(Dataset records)

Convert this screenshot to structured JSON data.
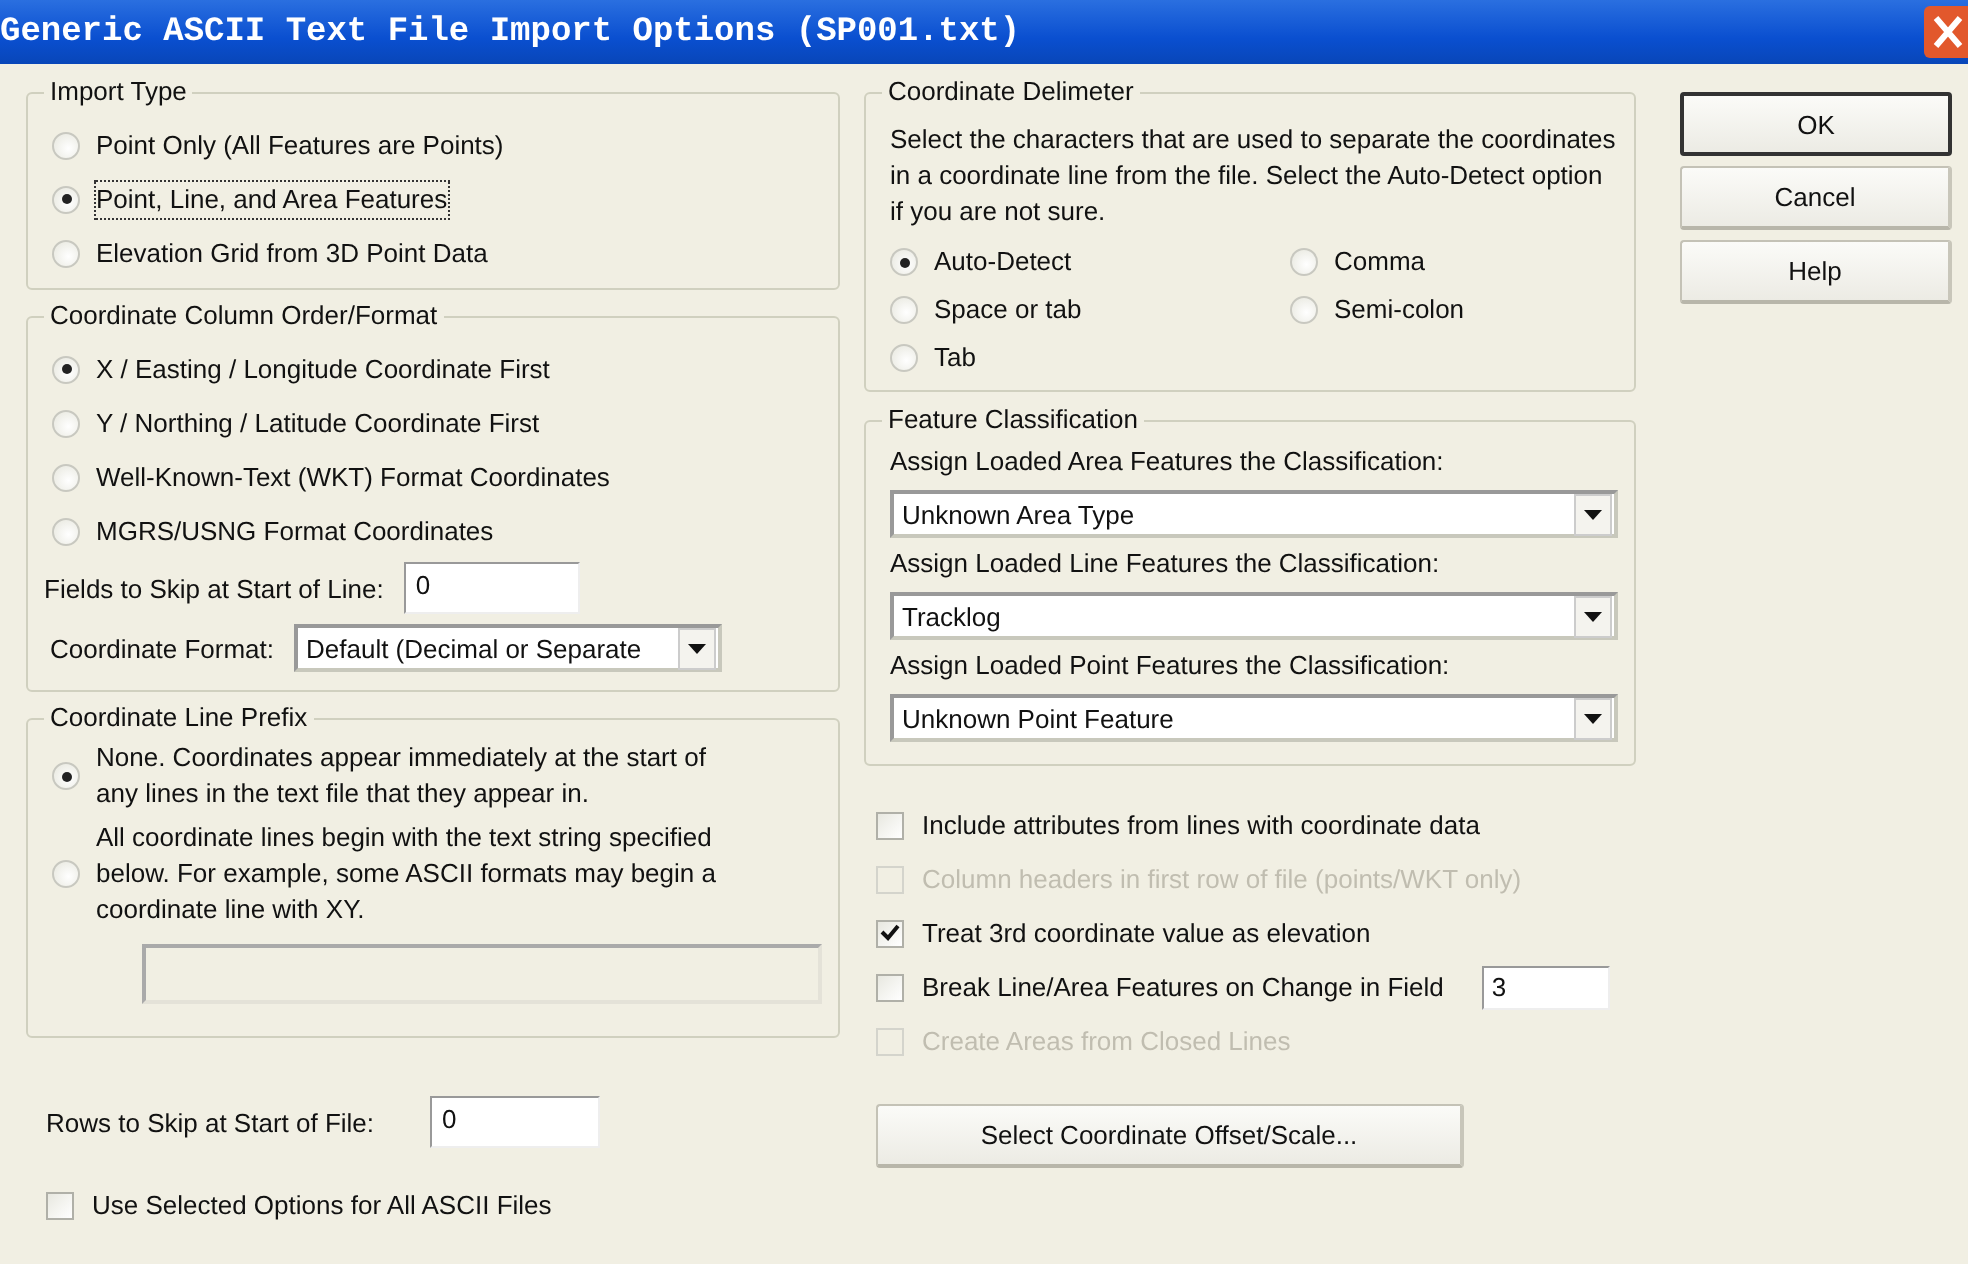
{
  "window": {
    "title": "Generic ASCII Text File Import Options (SP001.txt)"
  },
  "import_type": {
    "title": "Import Type",
    "options": [
      {
        "label": "Point Only (All Features are Points)",
        "selected": false,
        "focused": false
      },
      {
        "label": "Point, Line, and Area Features",
        "selected": true,
        "focused": true
      },
      {
        "label": "Elevation Grid from 3D Point Data",
        "selected": false,
        "focused": false
      }
    ]
  },
  "column_order": {
    "title": "Coordinate Column Order/Format",
    "options": [
      {
        "label": "X / Easting / Longitude Coordinate First",
        "selected": true
      },
      {
        "label": "Y / Northing / Latitude Coordinate First",
        "selected": false
      },
      {
        "label": "Well-Known-Text (WKT) Format Coordinates",
        "selected": false
      },
      {
        "label": "MGRS/USNG Format Coordinates",
        "selected": false
      }
    ],
    "fields_to_skip": {
      "label": "Fields to Skip at Start of Line:",
      "value": "0"
    },
    "coordinate_format": {
      "label": "Coordinate Format:",
      "value": "Default (Decimal or Separate"
    }
  },
  "line_prefix": {
    "title": "Coordinate Line Prefix",
    "options": [
      {
        "label": "None. Coordinates appear immediately at the start of any lines in the text file that they appear in.",
        "selected": true
      },
      {
        "label": "All coordinate lines begin with the text string specified below. For example, some ASCII formats may begin a coordinate line with XY.",
        "selected": false
      }
    ]
  },
  "rows_to_skip": {
    "label": "Rows to Skip at Start of File:",
    "value": "0"
  },
  "use_for_all": {
    "label": "Use Selected Options for All ASCII Files",
    "checked": false
  },
  "delimiter": {
    "title": "Coordinate Delimeter",
    "description": "Select the characters that are used to separate the coordinates in a coordinate line from the file. Select the Auto-Detect option if you are not sure.",
    "options": [
      {
        "label": "Auto-Detect",
        "selected": true
      },
      {
        "label": "Space or tab",
        "selected": false
      },
      {
        "label": "Tab",
        "selected": false
      },
      {
        "label": "Comma",
        "selected": false
      },
      {
        "label": "Semi-colon",
        "selected": false
      }
    ]
  },
  "feature_classification": {
    "title": "Feature Classification",
    "assignments": [
      {
        "label": "Assign Loaded Area Features the Classification:",
        "value": "Unknown Area Type"
      },
      {
        "label": "Assign Loaded Line Features the Classification:",
        "value": "Tracklog"
      },
      {
        "label": "Assign Loaded Point Features the Classification:",
        "value": "Unknown Point Feature"
      }
    ]
  },
  "options": [
    {
      "label": "Include attributes from lines with coordinate data",
      "checked": false,
      "disabled": false
    },
    {
      "label": "Column headers in first row of file (points/WKT only)",
      "checked": false,
      "disabled": true
    },
    {
      "label": "Treat 3rd coordinate value as elevation",
      "checked": true,
      "disabled": false
    },
    {
      "label": "Break Line/Area Features on Change in Field",
      "checked": false,
      "disabled": false,
      "field": "3"
    },
    {
      "label": "Create Areas from Closed Lines",
      "checked": false,
      "disabled": true
    }
  ],
  "offset_button": "Select Coordinate Offset/Scale...",
  "buttons": [
    {
      "label": "OK",
      "default": true
    },
    {
      "label": "Cancel",
      "default": false
    },
    {
      "label": "Help",
      "default": false
    }
  ]
}
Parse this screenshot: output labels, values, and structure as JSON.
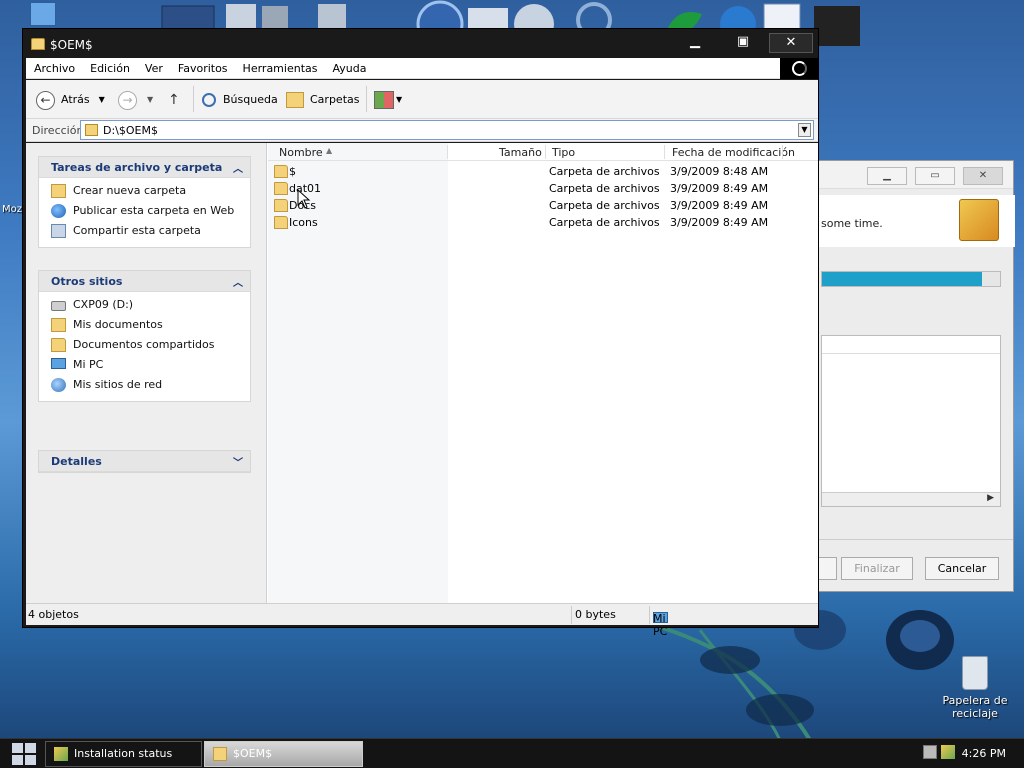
{
  "desktop": {
    "recycle_bin_label": "Papelera de reciclaje",
    "left_edge_label": "Moz"
  },
  "installer": {
    "message": "some time.",
    "progress": 0.9,
    "finish_label": "Finalizar",
    "cancel_label": "Cancelar"
  },
  "explorer": {
    "title": "$OEM$",
    "menu": [
      "Archivo",
      "Edición",
      "Ver",
      "Favoritos",
      "Herramientas",
      "Ayuda"
    ],
    "toolbar": {
      "back_label": "Atrás",
      "search_label": "Búsqueda",
      "folders_label": "Carpetas"
    },
    "address": {
      "label": "Dirección",
      "value": "D:\\$OEM$"
    },
    "tasks_panel": {
      "title": "Tareas de archivo y carpeta",
      "items": [
        "Crear nueva carpeta",
        "Publicar esta carpeta en Web",
        "Compartir esta carpeta"
      ]
    },
    "other_places": {
      "title": "Otros sitios",
      "items": [
        "CXP09 (D:)",
        "Mis documentos",
        "Documentos compartidos",
        "Mi PC",
        "Mis sitios de red"
      ]
    },
    "details": {
      "title": "Detalles"
    },
    "columns": [
      "Nombre",
      "Tamaño",
      "Tipo",
      "Fecha de modificación"
    ],
    "files": [
      {
        "name": "$",
        "size": "",
        "type": "Carpeta de archivos",
        "date": "3/9/2009 8:48 AM"
      },
      {
        "name": "dat01",
        "size": "",
        "type": "Carpeta de archivos",
        "date": "3/9/2009 8:49 AM"
      },
      {
        "name": "Docs",
        "size": "",
        "type": "Carpeta de archivos",
        "date": "3/9/2009 8:49 AM"
      },
      {
        "name": "Icons",
        "size": "",
        "type": "Carpeta de archivos",
        "date": "3/9/2009 8:49 AM"
      }
    ],
    "status": {
      "count": "4 objetos",
      "size": "0 bytes",
      "location": "Mi PC"
    }
  },
  "taskbar": {
    "tasks": [
      "Installation status",
      "$OEM$"
    ],
    "clock": "4:26 PM"
  }
}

REQUEST =
Make an exact copy of the whole listing, but don't bring over any pictures.

FULL RESPONSE =
Convert this screenshot to structured JSON data.
{
  "window": {
    "title": "Generic ASCII Text File Import Options (SP001.txt)"
  },
  "import_type": {
    "title": "Import Type",
    "options": [
      {
        "label": "Point Only (All Features are Points)",
        "selected": false,
        "focused": false
      },
      {
        "label": "Point, Line, and Area Features",
        "selected": true,
        "focused": true
      },
      {
        "label": "Elevation Grid from 3D Point Data",
        "selected": false,
        "focused": false
      }
    ]
  },
  "column_order": {
    "title": "Coordinate Column Order/Format",
    "options": [
      {
        "label": "X / Easting / Longitude Coordinate First",
        "selected": true
      },
      {
        "label": "Y / Northing / Latitude Coordinate First",
        "selected": false
      },
      {
        "label": "Well-Known-Text (WKT) Format Coordinates",
        "selected": false
      },
      {
        "label": "MGRS/USNG Format Coordinates",
        "selected": false
      }
    ],
    "fields_to_skip": {
      "label": "Fields to Skip at Start of Line:",
      "value": "0"
    },
    "coordinate_format": {
      "label": "Coordinate Format:",
      "value": "Default (Decimal or Separate"
    }
  },
  "line_prefix": {
    "title": "Coordinate Line Prefix",
    "options": [
      {
        "label": "None. Coordinates appear immediately at the start of any lines in the text file that they appear in.",
        "selected": true
      },
      {
        "label": "All coordinate lines begin with the text string specified below. For example, some ASCII formats may begin a coordinate line with XY.",
        "selected": false
      }
    ]
  },
  "rows_to_skip": {
    "label": "Rows to Skip at Start of File:",
    "value": "0"
  },
  "use_for_all": {
    "label": "Use Selected Options for All ASCII Files",
    "checked": false
  },
  "delimiter": {
    "title": "Coordinate Delimeter",
    "description": "Select the characters that are used to separate the coordinates in a coordinate line from the file. Select the Auto-Detect option if you are not sure.",
    "options": [
      {
        "label": "Auto-Detect",
        "selected": true
      },
      {
        "label": "Space or tab",
        "selected": false
      },
      {
        "label": "Tab",
        "selected": false
      },
      {
        "label": "Comma",
        "selected": false
      },
      {
        "label": "Semi-colon",
        "selected": false
      }
    ]
  },
  "feature_classification": {
    "title": "Feature Classification",
    "assignments": [
      {
        "label": "Assign Loaded Area Features the Classification:",
        "value": "Unknown Area Type"
      },
      {
        "label": "Assign Loaded Line Features the Classification:",
        "value": "Tracklog"
      },
      {
        "label": "Assign Loaded Point Features the Classification:",
        "value": "Unknown Point Feature"
      }
    ]
  },
  "options": [
    {
      "label": "Include attributes from lines with coordinate data",
      "checked": false,
      "disabled": false
    },
    {
      "label": "Column headers in first row of file (points/WKT only)",
      "checked": false,
      "disabled": true
    },
    {
      "label": "Treat 3rd coordinate value as elevation",
      "checked": true,
      "disabled": false
    },
    {
      "label": "Break Line/Area Features on Change in Field",
      "checked": false,
      "disabled": false,
      "field": "3"
    },
    {
      "label": "Create Areas from Closed Lines",
      "checked": false,
      "disabled": true
    }
  ],
  "offset_button": "Select Coordinate Offset/Scale...",
  "buttons": [
    {
      "label": "OK",
      "default": true
    },
    {
      "label": "Cancel",
      "default": false
    },
    {
      "label": "Help",
      "default": false
    }
  ]
}
Parse this screenshot: output labels, values, and structure as JSON.
{
  "desktop": {
    "recycle_bin_label": "Papelera de reciclaje",
    "left_edge_label": "Moz"
  },
  "installer": {
    "message": "some time.",
    "progress": 0.9,
    "finish_label": "Finalizar",
    "cancel_label": "Cancelar"
  },
  "explorer": {
    "title": "$OEM$",
    "menu": [
      "Archivo",
      "Edición",
      "Ver",
      "Favoritos",
      "Herramientas",
      "Ayuda"
    ],
    "toolbar": {
      "back_label": "Atrás",
      "search_label": "Búsqueda",
      "folders_label": "Carpetas"
    },
    "address": {
      "label": "Dirección",
      "value": "D:\\$OEM$"
    },
    "tasks_panel": {
      "title": "Tareas de archivo y carpeta",
      "items": [
        "Crear nueva carpeta",
        "Publicar esta carpeta en Web",
        "Compartir esta carpeta"
      ]
    },
    "other_places": {
      "title": "Otros sitios",
      "items": [
        "CXP09 (D:)",
        "Mis documentos",
        "Documentos compartidos",
        "Mi PC",
        "Mis sitios de red"
      ]
    },
    "details": {
      "title": "Detalles"
    },
    "columns": [
      "Nombre",
      "Tamaño",
      "Tipo",
      "Fecha de modificación"
    ],
    "files": [
      {
        "name": "$",
        "size": "",
        "type": "Carpeta de archivos",
        "date": "3/9/2009 8:48 AM"
      },
      {
        "name": "dat01",
        "size": "",
        "type": "Carpeta de archivos",
        "date": "3/9/2009 8:49 AM"
      },
      {
        "name": "Docs",
        "size": "",
        "type": "Carpeta de archivos",
        "date": "3/9/2009 8:49 AM"
      },
      {
        "name": "Icons",
        "size": "",
        "type": "Carpeta de archivos",
        "date": "3/9/2009 8:49 AM"
      }
    ],
    "status": {
      "count": "4 objetos",
      "size": "0 bytes",
      "location": "Mi PC"
    }
  },
  "taskbar": {
    "tasks": [
      "Installation status",
      "$OEM$"
    ],
    "clock": "4:26 PM"
  }
}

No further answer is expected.